‘Music in a World of Islam’ Response

By Joyce Lee. Ms. Lee is a student in Denise Rotavera-Krain’s FYS Class: Questions of Identity Through World Music.

John A Maurer IV’s essay, Music in a World of Islam discusses the role of music in Islam. He describes that the concept of Islamic music differs from western music. There are followers of Islam who believe that music does not appropriately address the worship of God, as well as followers who believe that music enhances the spiritual connection to God. These notions also correlate to western musical expression. From a Christian perspective, I think that music can be a very spiritual act of worship that connects one to God when cathartics are taken out of the equation.

Music is a display of the Creators beauty that should be recognized and reflected back to the Creator. Some Islamic followers believe that music creates an environment of worldly feelings that detract from the character and tawhid (“unity with God”). Therefore, Islamic music is very detached and repetitive; leaving no space for individuality. I understand that focusing on the creation and beauty of music is the goal, but I also think that there is an intimacy and honor that comes with The Creator giving the creation the ability to create something beautiful. The responsibility of the individual is to recognize their ability and reflect their work as worship to the Creator.

DATA EXTRACT >>

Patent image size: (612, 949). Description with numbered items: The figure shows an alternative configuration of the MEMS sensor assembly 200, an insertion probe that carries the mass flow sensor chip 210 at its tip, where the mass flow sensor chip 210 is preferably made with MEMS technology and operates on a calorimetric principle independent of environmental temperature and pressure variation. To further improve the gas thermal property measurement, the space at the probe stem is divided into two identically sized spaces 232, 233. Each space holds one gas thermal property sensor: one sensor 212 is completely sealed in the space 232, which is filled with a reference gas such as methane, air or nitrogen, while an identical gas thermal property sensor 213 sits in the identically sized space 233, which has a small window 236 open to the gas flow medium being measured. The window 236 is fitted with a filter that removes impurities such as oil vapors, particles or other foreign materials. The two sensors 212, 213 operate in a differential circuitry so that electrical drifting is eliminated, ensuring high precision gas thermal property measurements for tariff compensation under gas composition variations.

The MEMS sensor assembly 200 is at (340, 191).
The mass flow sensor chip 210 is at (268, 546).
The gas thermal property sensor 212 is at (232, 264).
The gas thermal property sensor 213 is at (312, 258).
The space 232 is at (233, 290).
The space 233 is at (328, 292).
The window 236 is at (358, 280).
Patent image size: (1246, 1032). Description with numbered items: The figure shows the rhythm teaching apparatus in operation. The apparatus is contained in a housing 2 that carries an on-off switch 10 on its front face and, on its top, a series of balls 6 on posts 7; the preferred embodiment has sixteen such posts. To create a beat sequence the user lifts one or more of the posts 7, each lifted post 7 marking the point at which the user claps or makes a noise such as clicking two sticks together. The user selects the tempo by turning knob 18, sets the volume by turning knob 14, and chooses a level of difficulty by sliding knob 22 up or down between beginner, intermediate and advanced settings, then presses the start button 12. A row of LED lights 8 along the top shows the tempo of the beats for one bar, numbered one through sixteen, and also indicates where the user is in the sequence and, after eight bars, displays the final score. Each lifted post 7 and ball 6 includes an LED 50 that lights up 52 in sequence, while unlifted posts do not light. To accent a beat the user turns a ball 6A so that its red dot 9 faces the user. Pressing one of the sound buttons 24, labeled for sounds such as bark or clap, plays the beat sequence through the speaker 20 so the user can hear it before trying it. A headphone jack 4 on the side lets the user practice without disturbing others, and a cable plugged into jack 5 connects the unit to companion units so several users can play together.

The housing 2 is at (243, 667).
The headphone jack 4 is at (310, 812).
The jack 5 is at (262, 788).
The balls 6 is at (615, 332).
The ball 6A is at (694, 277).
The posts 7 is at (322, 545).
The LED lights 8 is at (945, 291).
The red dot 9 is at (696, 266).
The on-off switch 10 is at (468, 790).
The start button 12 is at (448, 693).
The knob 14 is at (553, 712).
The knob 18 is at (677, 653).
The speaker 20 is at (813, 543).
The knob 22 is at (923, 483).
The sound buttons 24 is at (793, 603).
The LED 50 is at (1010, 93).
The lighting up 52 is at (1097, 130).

ACTIONS TO TAKE >>
1. In the response on music in Islam, update the stretch from "Music is a display" through "worship to the Creator." so that "beauty" becomes "splendor".
2. According to the response on music in Islam, what does the term tawhid mean?

WORKED SOLUTIONS >>
1.
Music is a display of the Creators splendor that should be recognized and reflected back to the Creator. Some Islamic followers believe that music creates an environment of worldly feelings that detract from the character and tawhid (“unity with God”). Therefore, Islamic music is very detached and repetitive; leaving no space for individuality. I understand that focusing on the creation and splendor of music is the goal, but I also think that there is an intimacy and honor that comes with The Creator giving the creation the ability to create something beautiful. The responsibility of the individual is to recognize their ability and reflect their work as worship to the Creator.

2. Unity with God.